= What is asked =
For the copy, please give all of the data again exactly and leave the pictures out.

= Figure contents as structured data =
#####

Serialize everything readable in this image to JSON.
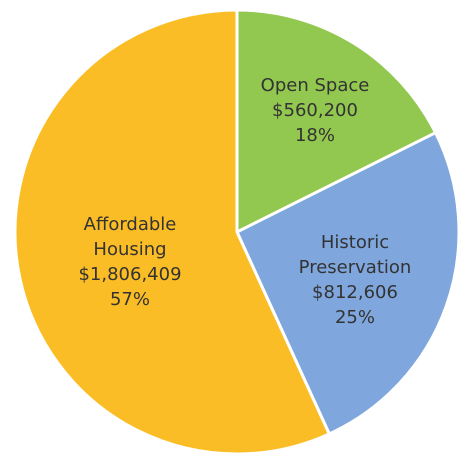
{
  "chart_data": {
    "type": "pie",
    "categories": [
      "Open Space",
      "Historic Preservation",
      "Affordable Housing"
    ],
    "values": [
      560200,
      812606,
      1806409
    ],
    "value_labels": [
      "$560,200",
      "$812,606",
      "$1,806,409"
    ],
    "shares": [
      18,
      25,
      57
    ],
    "share_labels": [
      "18%",
      "25%",
      "57%"
    ],
    "colors": [
      "#92c84f",
      "#7fa7de",
      "#fbbd25"
    ]
  }
}
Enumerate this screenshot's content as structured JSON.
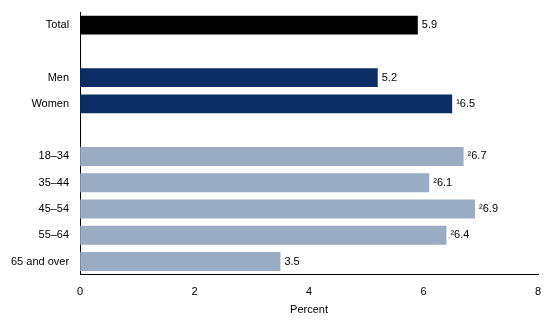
{
  "chart_data": {
    "type": "bar",
    "orientation": "horizontal",
    "categories": [
      "Total",
      null,
      "Men",
      "Women",
      null,
      "18–34",
      "35–44",
      "45–54",
      "55–64",
      "65 and over"
    ],
    "values": [
      5.9,
      null,
      5.2,
      6.5,
      null,
      6.7,
      6.1,
      6.9,
      6.4,
      3.5
    ],
    "value_labels": [
      "5.9",
      null,
      "5.2",
      "¹6.5",
      null,
      "²6.7",
      "²6.1",
      "²6.9",
      "²6.4",
      "3.5"
    ],
    "colors": [
      "#000000",
      null,
      "#0c2d63",
      "#0c2d63",
      null,
      "#9aabc4",
      "#9aabc4",
      "#9aabc4",
      "#9aabc4",
      "#9aabc4"
    ],
    "xlim": [
      0,
      8
    ],
    "xticks": [
      0,
      2,
      4,
      6,
      8
    ],
    "x_label": "Percent",
    "grid": false,
    "data_labels": true
  }
}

#####

= Response to this exercise =
Serialize everything readable in this image to JSON.
{
  "chart_data": {
    "type": "pie",
    "categories": [
      "Open Space",
      "Historic Preservation",
      "Affordable Housing"
    ],
    "values": [
      560200,
      812606,
      1806409
    ],
    "value_labels": [
      "$560,200",
      "$812,606",
      "$1,806,409"
    ],
    "shares": [
      18,
      25,
      57
    ],
    "share_labels": [
      "18%",
      "25%",
      "57%"
    ],
    "colors": [
      "#92c84f",
      "#7fa7de",
      "#fbbd25"
    ]
  }
}
Enumerate this screenshot's content as structured JSON.
{
  "chart_data": {
    "type": "bar",
    "orientation": "horizontal",
    "categories": [
      "Total",
      null,
      "Men",
      "Women",
      null,
      "18–34",
      "35–44",
      "45–54",
      "55–64",
      "65 and over"
    ],
    "values": [
      5.9,
      null,
      5.2,
      6.5,
      null,
      6.7,
      6.1,
      6.9,
      6.4,
      3.5
    ],
    "value_labels": [
      "5.9",
      null,
      "5.2",
      "¹6.5",
      null,
      "²6.7",
      "²6.1",
      "²6.9",
      "²6.4",
      "3.5"
    ],
    "colors": [
      "#000000",
      null,
      "#0c2d63",
      "#0c2d63",
      null,
      "#9aabc4",
      "#9aabc4",
      "#9aabc4",
      "#9aabc4",
      "#9aabc4"
    ],
    "xlim": [
      0,
      8
    ],
    "xticks": [
      0,
      2,
      4,
      6,
      8
    ],
    "x_label": "Percent",
    "grid": false,
    "data_labels": true
  }
}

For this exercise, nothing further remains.